§ **Instructions to follow**: Search the records below for the word "name" and show every line where it occurs.

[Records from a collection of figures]
__________

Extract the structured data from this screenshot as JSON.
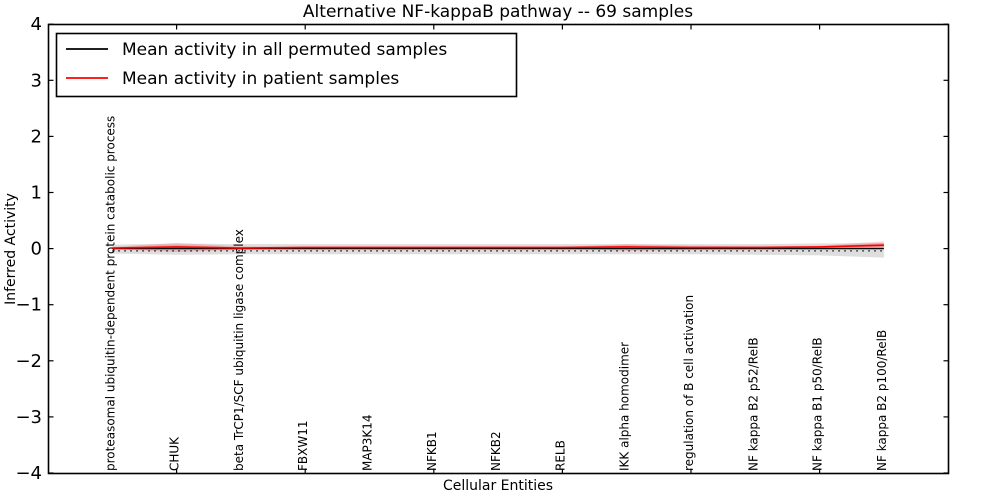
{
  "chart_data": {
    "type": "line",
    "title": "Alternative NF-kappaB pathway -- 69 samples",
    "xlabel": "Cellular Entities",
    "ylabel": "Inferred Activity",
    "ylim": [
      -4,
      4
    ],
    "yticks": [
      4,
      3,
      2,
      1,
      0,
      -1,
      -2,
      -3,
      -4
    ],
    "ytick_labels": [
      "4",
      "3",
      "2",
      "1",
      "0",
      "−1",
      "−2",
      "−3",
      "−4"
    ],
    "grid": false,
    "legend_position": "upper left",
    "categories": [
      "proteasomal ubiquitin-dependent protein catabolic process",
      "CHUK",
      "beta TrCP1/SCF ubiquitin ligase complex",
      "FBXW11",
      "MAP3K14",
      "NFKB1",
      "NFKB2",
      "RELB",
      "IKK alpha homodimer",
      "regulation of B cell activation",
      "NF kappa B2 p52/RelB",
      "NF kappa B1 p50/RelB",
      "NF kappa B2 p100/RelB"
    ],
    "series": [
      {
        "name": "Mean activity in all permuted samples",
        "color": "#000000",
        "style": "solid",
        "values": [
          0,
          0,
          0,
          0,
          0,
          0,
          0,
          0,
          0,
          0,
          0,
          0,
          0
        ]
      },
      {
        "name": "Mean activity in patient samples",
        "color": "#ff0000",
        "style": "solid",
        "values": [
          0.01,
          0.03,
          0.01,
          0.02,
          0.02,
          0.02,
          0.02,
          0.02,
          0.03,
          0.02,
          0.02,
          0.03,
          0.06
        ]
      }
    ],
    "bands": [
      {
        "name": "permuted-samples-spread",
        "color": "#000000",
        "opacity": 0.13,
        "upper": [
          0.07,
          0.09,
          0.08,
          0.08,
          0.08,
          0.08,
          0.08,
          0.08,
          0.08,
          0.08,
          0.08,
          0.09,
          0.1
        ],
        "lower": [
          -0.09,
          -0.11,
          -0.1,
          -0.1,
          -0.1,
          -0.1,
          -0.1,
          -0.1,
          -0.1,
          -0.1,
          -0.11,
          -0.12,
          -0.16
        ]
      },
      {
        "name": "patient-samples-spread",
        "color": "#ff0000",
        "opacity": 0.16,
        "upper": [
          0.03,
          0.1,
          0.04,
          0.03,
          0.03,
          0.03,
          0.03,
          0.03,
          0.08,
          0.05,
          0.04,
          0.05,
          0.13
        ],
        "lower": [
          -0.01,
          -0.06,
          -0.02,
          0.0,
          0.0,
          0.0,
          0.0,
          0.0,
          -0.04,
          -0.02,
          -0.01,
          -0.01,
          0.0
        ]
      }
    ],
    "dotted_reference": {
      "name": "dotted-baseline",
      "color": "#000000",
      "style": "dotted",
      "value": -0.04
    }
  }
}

__________

§ **Answer to this task**:
        "name": "Mean activity in all permuted samples",
        "name": "Mean activity in patient samples",
        "name": "permuted-samples-spread",
        "name": "patient-samples-spread",
      "name": "dotted-baseline",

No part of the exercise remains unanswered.